To be done -> Extract every record, keeping each one exactly as it is.
Start
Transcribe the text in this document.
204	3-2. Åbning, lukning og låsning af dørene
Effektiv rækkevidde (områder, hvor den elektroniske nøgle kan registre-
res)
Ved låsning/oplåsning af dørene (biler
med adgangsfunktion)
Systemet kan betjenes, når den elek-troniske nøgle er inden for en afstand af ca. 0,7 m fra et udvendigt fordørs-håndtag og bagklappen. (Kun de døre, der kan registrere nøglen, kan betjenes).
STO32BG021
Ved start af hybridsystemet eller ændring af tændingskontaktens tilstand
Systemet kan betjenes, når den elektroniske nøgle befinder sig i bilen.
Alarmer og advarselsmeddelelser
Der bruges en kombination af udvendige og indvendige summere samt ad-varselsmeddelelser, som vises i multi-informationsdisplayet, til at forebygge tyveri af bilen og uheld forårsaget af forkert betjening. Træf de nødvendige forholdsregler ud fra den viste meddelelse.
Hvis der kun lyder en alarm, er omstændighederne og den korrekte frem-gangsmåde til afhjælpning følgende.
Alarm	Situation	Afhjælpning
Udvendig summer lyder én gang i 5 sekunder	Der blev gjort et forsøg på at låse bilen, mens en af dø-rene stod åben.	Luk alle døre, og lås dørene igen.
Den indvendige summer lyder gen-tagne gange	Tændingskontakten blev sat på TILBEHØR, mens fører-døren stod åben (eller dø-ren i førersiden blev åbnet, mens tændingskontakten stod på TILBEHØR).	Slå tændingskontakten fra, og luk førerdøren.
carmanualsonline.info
End
Solution to this exercise ->
Transcribe the text in this document.
204	3-2. Åbning, lukning og låsning af dørene
Effektiv rækkevidde (områder, hvor den elektroniske nøgle kan registre-
res)
Ved låsning/oplåsning af dørene (biler
med adgangsfunktion)
Systemet kan betjenes, når den elek-troniske nøgle er inden for en afstand af ca. 0,7 m fra et udvendigt fordørs-håndtag og bagklappen. (Kun de døre, der kan registrere nøglen, kan betjenes).
STO32BG021
Ved start af hybridsystemet eller ændring af tændingskontaktens tilstand
Systemet kan betjenes, når den elektroniske nøgle befinder sig i bilen.
Alarmer og advarselsmeddelelser
Der bruges en kombination af udvendige og indvendige summere samt ad-varselsmeddelelser, som vises i multi-informationsdisplayet, til at forebygge tyveri af bilen og uheld forårsaget af forkert betjening. Træf de nødvendige forholdsregler ud fra den viste meddelelse.
Hvis der kun lyder en alarm, er omstændighederne og den korrekte frem-gangsmåde til afhjælpning følgende.
Alarm	Situation	Afhjælpning
Udvendig summer lyder én gang i 5 sekunder	Der blev gjort et forsøg på at låse bilen, mens en af dø-rene stod åben.	Luk alle døre, og lås dørene igen.
Den indvendige summer lyder gen-tagne gange	Tændingskontakten blev sat på TILBEHØR, mens fører-døren stod åben (eller dø-ren i førersiden blev åbnet, mens tændingskontakten stod på TILBEHØR).	Slå tændingskontakten fra, og luk førerdøren.
carmanualsonline.info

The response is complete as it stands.